Reproduce the entries in full, with no changes.
^^^^
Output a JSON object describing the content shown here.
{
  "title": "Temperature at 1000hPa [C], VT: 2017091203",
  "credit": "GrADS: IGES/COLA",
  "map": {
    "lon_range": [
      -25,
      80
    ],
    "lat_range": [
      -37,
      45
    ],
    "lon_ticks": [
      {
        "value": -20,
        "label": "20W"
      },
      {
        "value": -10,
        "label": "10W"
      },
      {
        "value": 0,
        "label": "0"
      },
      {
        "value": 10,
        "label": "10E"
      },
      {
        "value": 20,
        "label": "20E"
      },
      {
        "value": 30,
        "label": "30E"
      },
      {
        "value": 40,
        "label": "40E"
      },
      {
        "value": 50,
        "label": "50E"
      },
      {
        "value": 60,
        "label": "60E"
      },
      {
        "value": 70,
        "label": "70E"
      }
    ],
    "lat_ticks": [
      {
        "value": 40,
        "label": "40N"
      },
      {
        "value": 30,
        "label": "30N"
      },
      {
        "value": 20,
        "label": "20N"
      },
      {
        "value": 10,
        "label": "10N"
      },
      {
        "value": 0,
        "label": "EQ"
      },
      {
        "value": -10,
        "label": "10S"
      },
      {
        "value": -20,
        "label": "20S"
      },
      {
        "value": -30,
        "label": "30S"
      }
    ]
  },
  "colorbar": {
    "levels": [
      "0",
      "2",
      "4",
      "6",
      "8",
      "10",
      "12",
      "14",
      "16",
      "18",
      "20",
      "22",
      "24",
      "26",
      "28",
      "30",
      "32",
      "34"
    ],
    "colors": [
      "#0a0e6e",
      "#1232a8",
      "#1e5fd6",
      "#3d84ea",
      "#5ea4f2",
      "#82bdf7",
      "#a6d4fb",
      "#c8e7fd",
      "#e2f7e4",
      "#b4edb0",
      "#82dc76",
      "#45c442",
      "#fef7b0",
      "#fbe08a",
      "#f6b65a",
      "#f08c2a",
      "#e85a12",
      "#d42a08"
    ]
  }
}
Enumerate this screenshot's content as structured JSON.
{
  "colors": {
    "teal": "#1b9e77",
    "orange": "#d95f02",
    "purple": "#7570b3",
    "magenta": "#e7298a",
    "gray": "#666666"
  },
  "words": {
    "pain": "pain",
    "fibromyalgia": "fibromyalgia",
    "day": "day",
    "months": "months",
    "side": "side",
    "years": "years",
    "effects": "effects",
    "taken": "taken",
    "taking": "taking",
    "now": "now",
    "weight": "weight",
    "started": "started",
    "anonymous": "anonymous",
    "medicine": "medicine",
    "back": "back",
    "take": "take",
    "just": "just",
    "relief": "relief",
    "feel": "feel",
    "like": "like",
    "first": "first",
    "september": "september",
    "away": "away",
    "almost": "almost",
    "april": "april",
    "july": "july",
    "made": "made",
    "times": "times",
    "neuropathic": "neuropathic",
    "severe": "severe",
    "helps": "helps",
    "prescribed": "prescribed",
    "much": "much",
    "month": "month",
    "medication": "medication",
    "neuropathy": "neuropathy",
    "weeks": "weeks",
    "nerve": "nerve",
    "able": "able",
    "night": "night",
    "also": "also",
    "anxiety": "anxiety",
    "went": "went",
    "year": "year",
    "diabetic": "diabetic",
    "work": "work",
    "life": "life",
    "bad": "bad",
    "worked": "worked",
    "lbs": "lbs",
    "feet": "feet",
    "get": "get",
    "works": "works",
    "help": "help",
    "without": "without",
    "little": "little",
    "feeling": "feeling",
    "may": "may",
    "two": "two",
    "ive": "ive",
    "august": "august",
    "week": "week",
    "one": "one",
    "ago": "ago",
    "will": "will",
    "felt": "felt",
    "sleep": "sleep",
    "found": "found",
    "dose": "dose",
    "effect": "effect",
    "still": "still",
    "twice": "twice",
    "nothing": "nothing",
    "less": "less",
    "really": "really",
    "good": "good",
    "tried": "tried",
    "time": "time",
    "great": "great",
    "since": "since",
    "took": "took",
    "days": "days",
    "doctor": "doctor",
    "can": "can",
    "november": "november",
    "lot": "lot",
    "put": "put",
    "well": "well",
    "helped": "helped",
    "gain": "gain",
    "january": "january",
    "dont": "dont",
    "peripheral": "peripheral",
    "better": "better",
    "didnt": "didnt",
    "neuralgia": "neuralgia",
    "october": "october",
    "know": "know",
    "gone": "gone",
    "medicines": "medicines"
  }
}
^^^^
Correct answer
Output a JSON object describing the content shown here.
{
  "title": "Temperature at 1000hPa [C], VT: 2017091203",
  "credit": "GrADS: IGES/COLA",
  "map": {
    "lon_range": [
      -25,
      80
    ],
    "lat_range": [
      -37,
      45
    ],
    "lon_ticks": [
      {
        "value": -20,
        "label": "20W"
      },
      {
        "value": -10,
        "label": "10W"
      },
      {
        "value": 0,
        "label": "0"
      },
      {
        "value": 10,
        "label": "10E"
      },
      {
        "value": 20,
        "label": "20E"
      },
      {
        "value": 30,
        "label": "30E"
      },
      {
        "value": 40,
        "label": "40E"
      },
      {
        "value": 50,
        "label": "50E"
      },
      {
        "value": 60,
        "label": "60E"
      },
      {
        "value": 70,
        "label": "70E"
      }
    ],
    "lat_ticks": [
      {
        "value": 40,
        "label": "40N"
      },
      {
        "value": 30,
        "label": "30N"
      },
      {
        "value": 20,
        "label": "20N"
      },
      {
        "value": 10,
        "label": "10N"
      },
      {
        "value": 0,
        "label": "EQ"
      },
      {
        "value": -10,
        "label": "10S"
      },
      {
        "value": -20,
        "label": "20S"
      },
      {
        "value": -30,
        "label": "30S"
      }
    ]
  },
  "colorbar": {
    "levels": [
      "0",
      "2",
      "4",
      "6",
      "8",
      "10",
      "12",
      "14",
      "16",
      "18",
      "20",
      "22",
      "24",
      "26",
      "28",
      "30",
      "32",
      "34"
    ],
    "colors": [
      "#0a0e6e",
      "#1232a8",
      "#1e5fd6",
      "#3d84ea",
      "#5ea4f2",
      "#82bdf7",
      "#a6d4fb",
      "#c8e7fd",
      "#e2f7e4",
      "#b4edb0",
      "#82dc76",
      "#45c442",
      "#fef7b0",
      "#fbe08a",
      "#f6b65a",
      "#f08c2a",
      "#e85a12",
      "#d42a08"
    ]
  }
}
Enumerate this screenshot's content as structured JSON.
{
  "colors": {
    "teal": "#1b9e77",
    "orange": "#d95f02",
    "purple": "#7570b3",
    "magenta": "#e7298a",
    "gray": "#666666"
  },
  "words": {
    "pain": "pain",
    "fibromyalgia": "fibromyalgia",
    "day": "day",
    "months": "months",
    "side": "side",
    "years": "years",
    "effects": "effects",
    "taken": "taken",
    "taking": "taking",
    "now": "now",
    "weight": "weight",
    "started": "started",
    "anonymous": "anonymous",
    "medicine": "medicine",
    "back": "back",
    "take": "take",
    "just": "just",
    "relief": "relief",
    "feel": "feel",
    "like": "like",
    "first": "first",
    "september": "september",
    "away": "away",
    "almost": "almost",
    "april": "april",
    "july": "july",
    "made": "made",
    "times": "times",
    "neuropathic": "neuropathic",
    "severe": "severe",
    "helps": "helps",
    "prescribed": "prescribed",
    "much": "much",
    "month": "month",
    "medication": "medication",
    "neuropathy": "neuropathy",
    "weeks": "weeks",
    "nerve": "nerve",
    "able": "able",
    "night": "night",
    "also": "also",
    "anxiety": "anxiety",
    "went": "went",
    "year": "year",
    "diabetic": "diabetic",
    "work": "work",
    "life": "life",
    "bad": "bad",
    "worked": "worked",
    "lbs": "lbs",
    "feet": "feet",
    "get": "get",
    "works": "works",
    "help": "help",
    "without": "without",
    "little": "little",
    "feeling": "feeling",
    "may": "may",
    "two": "two",
    "ive": "ive",
    "august": "august",
    "week": "week",
    "one": "one",
    "ago": "ago",
    "will": "will",
    "felt": "felt",
    "sleep": "sleep",
    "found": "found",
    "dose": "dose",
    "effect": "effect",
    "still": "still",
    "twice": "twice",
    "nothing": "nothing",
    "less": "less",
    "really": "really",
    "good": "good",
    "tried": "tried",
    "time": "time",
    "great": "great",
    "since": "since",
    "took": "took",
    "days": "days",
    "doctor": "doctor",
    "can": "can",
    "november": "november",
    "lot": "lot",
    "put": "put",
    "well": "well",
    "helped": "helped",
    "gain": "gain",
    "january": "january",
    "dont": "dont",
    "peripheral": "peripheral",
    "better": "better",
    "didnt": "didnt",
    "neuralgia": "neuralgia",
    "october": "october",
    "know": "know",
    "gone": "gone",
    "medicines": "medicines"
  }
}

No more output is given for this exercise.